Exercise goal
All records are to be retyped faithfully and completely.

Records shown
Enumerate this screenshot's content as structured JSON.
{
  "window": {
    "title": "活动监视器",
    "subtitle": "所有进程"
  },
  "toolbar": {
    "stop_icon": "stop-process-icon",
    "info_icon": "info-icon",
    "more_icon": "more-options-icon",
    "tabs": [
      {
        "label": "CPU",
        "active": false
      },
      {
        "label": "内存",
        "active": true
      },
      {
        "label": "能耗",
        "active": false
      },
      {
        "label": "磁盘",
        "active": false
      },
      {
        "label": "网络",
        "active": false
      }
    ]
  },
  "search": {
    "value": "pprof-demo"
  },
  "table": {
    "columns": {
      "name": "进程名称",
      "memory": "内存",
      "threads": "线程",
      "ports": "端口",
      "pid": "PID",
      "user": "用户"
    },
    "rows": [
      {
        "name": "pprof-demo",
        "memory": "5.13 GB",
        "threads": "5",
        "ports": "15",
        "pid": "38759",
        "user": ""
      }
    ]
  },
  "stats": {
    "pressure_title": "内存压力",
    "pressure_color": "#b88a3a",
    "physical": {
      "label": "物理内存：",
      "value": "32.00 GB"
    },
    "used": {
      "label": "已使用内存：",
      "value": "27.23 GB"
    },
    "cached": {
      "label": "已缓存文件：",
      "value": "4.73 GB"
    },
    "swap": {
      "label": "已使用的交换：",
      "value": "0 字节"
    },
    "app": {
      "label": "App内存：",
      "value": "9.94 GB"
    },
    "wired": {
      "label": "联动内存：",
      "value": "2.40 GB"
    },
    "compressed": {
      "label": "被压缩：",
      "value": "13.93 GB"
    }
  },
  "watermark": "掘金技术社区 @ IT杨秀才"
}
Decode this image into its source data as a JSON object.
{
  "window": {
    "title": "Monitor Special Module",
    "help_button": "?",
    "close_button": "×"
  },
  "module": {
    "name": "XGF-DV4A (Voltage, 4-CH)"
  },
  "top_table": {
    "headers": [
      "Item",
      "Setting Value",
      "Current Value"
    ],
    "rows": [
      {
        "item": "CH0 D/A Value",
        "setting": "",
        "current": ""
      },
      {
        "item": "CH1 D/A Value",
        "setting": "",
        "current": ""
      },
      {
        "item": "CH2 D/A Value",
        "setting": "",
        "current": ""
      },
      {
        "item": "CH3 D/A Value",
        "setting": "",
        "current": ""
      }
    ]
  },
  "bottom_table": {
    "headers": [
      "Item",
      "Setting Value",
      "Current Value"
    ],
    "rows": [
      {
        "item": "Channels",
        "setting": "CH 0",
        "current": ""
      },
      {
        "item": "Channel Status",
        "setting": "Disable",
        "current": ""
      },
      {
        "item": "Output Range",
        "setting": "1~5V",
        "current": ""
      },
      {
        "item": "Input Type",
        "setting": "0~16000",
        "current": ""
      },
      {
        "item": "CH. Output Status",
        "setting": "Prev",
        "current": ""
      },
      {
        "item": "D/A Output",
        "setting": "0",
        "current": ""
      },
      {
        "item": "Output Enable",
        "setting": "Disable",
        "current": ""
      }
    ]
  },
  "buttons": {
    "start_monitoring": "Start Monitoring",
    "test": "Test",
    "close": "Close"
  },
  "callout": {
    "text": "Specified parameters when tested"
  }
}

The answer
Enumerate this screenshot's content as structured JSON.
{
  "window": {
    "title": "活动监视器",
    "subtitle": "所有进程"
  },
  "toolbar": {
    "stop_icon": "stop-process-icon",
    "info_icon": "info-icon",
    "more_icon": "more-options-icon",
    "tabs": [
      {
        "label": "CPU",
        "active": false
      },
      {
        "label": "内存",
        "active": true
      },
      {
        "label": "能耗",
        "active": false
      },
      {
        "label": "磁盘",
        "active": false
      },
      {
        "label": "网络",
        "active": false
      }
    ]
  },
  "search": {
    "value": "pprof-demo"
  },
  "table": {
    "columns": {
      "name": "进程名称",
      "memory": "内存",
      "threads": "线程",
      "ports": "端口",
      "pid": "PID",
      "user": "用户"
    },
    "rows": [
      {
        "name": "pprof-demo",
        "memory": "5.13 GB",
        "threads": "5",
        "ports": "15",
        "pid": "38759",
        "user": ""
      }
    ]
  },
  "stats": {
    "pressure_title": "内存压力",
    "pressure_color": "#b88a3a",
    "physical": {
      "label": "物理内存：",
      "value": "32.00 GB"
    },
    "used": {
      "label": "已使用内存：",
      "value": "27.23 GB"
    },
    "cached": {
      "label": "已缓存文件：",
      "value": "4.73 GB"
    },
    "swap": {
      "label": "已使用的交换：",
      "value": "0 字节"
    },
    "app": {
      "label": "App内存：",
      "value": "9.94 GB"
    },
    "wired": {
      "label": "联动内存：",
      "value": "2.40 GB"
    },
    "compressed": {
      "label": "被压缩：",
      "value": "13.93 GB"
    }
  },
  "watermark": "掘金技术社区 @ IT杨秀才"
}
Decode this image into its source data as a JSON object.
{
  "window": {
    "title": "Monitor Special Module",
    "help_button": "?",
    "close_button": "×"
  },
  "module": {
    "name": "XGF-DV4A (Voltage, 4-CH)"
  },
  "top_table": {
    "headers": [
      "Item",
      "Setting Value",
      "Current Value"
    ],
    "rows": [
      {
        "item": "CH0 D/A Value",
        "setting": "",
        "current": ""
      },
      {
        "item": "CH1 D/A Value",
        "setting": "",
        "current": ""
      },
      {
        "item": "CH2 D/A Value",
        "setting": "",
        "current": ""
      },
      {
        "item": "CH3 D/A Value",
        "setting": "",
        "current": ""
      }
    ]
  },
  "bottom_table": {
    "headers": [
      "Item",
      "Setting Value",
      "Current Value"
    ],
    "rows": [
      {
        "item": "Channels",
        "setting": "CH 0",
        "current": ""
      },
      {
        "item": "Channel Status",
        "setting": "Disable",
        "current": ""
      },
      {
        "item": "Output Range",
        "setting": "1~5V",
        "current": ""
      },
      {
        "item": "Input Type",
        "setting": "0~16000",
        "current": ""
      },
      {
        "item": "CH. Output Status",
        "setting": "Prev",
        "current": ""
      },
      {
        "item": "D/A Output",
        "setting": "0",
        "current": ""
      },
      {
        "item": "Output Enable",
        "setting": "Disable",
        "current": ""
      }
    ]
  },
  "buttons": {
    "start_monitoring": "Start Monitoring",
    "test": "Test",
    "close": "Close"
  },
  "callout": {
    "text": "Specified parameters when tested"
  }
}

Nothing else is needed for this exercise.